→ **Given task**: Write out the data below in full. Keep it exact.

→ **Stored data**:
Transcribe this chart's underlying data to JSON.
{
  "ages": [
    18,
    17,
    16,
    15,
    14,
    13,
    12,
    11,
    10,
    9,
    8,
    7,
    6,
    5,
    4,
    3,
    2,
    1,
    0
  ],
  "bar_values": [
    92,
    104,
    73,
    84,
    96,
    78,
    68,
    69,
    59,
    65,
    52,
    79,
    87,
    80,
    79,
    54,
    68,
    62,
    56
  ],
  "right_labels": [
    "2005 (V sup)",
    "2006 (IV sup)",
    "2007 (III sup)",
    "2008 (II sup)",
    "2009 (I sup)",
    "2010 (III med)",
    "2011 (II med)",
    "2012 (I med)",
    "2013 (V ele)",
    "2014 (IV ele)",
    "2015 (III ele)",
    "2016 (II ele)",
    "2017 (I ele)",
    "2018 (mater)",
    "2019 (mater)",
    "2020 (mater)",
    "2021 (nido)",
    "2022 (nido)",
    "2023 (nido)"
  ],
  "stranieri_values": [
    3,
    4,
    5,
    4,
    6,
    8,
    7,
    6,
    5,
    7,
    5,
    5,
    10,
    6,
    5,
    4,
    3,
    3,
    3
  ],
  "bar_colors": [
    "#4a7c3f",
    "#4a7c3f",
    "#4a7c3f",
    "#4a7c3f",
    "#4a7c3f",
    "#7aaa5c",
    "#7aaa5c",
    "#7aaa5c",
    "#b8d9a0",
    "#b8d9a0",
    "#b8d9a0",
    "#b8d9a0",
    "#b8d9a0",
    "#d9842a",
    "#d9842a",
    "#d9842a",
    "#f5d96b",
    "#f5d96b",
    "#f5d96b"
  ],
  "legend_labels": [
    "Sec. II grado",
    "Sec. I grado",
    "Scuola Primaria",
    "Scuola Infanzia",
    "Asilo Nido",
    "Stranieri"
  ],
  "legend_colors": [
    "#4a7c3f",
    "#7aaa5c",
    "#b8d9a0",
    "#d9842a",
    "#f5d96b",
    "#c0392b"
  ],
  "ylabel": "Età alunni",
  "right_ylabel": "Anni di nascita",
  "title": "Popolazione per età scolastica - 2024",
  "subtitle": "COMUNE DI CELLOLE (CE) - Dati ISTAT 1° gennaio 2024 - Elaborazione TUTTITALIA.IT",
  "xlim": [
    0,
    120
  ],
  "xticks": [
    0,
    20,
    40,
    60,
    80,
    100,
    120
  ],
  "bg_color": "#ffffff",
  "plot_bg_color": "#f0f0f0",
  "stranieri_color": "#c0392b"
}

→ **Answer to this problem**:
Transcribe this chart's underlying data to JSON.
{
  "ages": [
    18,
    17,
    16,
    15,
    14,
    13,
    12,
    11,
    10,
    9,
    8,
    7,
    6,
    5,
    4,
    3,
    2,
    1,
    0
  ],
  "bar_values": [
    92,
    104,
    73,
    84,
    96,
    78,
    68,
    69,
    59,
    65,
    52,
    79,
    87,
    80,
    79,
    54,
    68,
    62,
    56
  ],
  "right_labels": [
    "2005 (V sup)",
    "2006 (IV sup)",
    "2007 (III sup)",
    "2008 (II sup)",
    "2009 (I sup)",
    "2010 (III med)",
    "2011 (II med)",
    "2012 (I med)",
    "2013 (V ele)",
    "2014 (IV ele)",
    "2015 (III ele)",
    "2016 (II ele)",
    "2017 (I ele)",
    "2018 (mater)",
    "2019 (mater)",
    "2020 (mater)",
    "2021 (nido)",
    "2022 (nido)",
    "2023 (nido)"
  ],
  "stranieri_values": [
    3,
    4,
    5,
    4,
    6,
    8,
    7,
    6,
    5,
    7,
    5,
    5,
    10,
    6,
    5,
    4,
    3,
    3,
    3
  ],
  "bar_colors": [
    "#4a7c3f",
    "#4a7c3f",
    "#4a7c3f",
    "#4a7c3f",
    "#4a7c3f",
    "#7aaa5c",
    "#7aaa5c",
    "#7aaa5c",
    "#b8d9a0",
    "#b8d9a0",
    "#b8d9a0",
    "#b8d9a0",
    "#b8d9a0",
    "#d9842a",
    "#d9842a",
    "#d9842a",
    "#f5d96b",
    "#f5d96b",
    "#f5d96b"
  ],
  "legend_labels": [
    "Sec. II grado",
    "Sec. I grado",
    "Scuola Primaria",
    "Scuola Infanzia",
    "Asilo Nido",
    "Stranieri"
  ],
  "legend_colors": [
    "#4a7c3f",
    "#7aaa5c",
    "#b8d9a0",
    "#d9842a",
    "#f5d96b",
    "#c0392b"
  ],
  "ylabel": "Età alunni",
  "right_ylabel": "Anni di nascita",
  "title": "Popolazione per età scolastica - 2024",
  "subtitle": "COMUNE DI CELLOLE (CE) - Dati ISTAT 1° gennaio 2024 - Elaborazione TUTTITALIA.IT",
  "xlim": [
    0,
    120
  ],
  "xticks": [
    0,
    20,
    40,
    60,
    80,
    100,
    120
  ],
  "bg_color": "#ffffff",
  "plot_bg_color": "#f0f0f0",
  "stranieri_color": "#c0392b"
}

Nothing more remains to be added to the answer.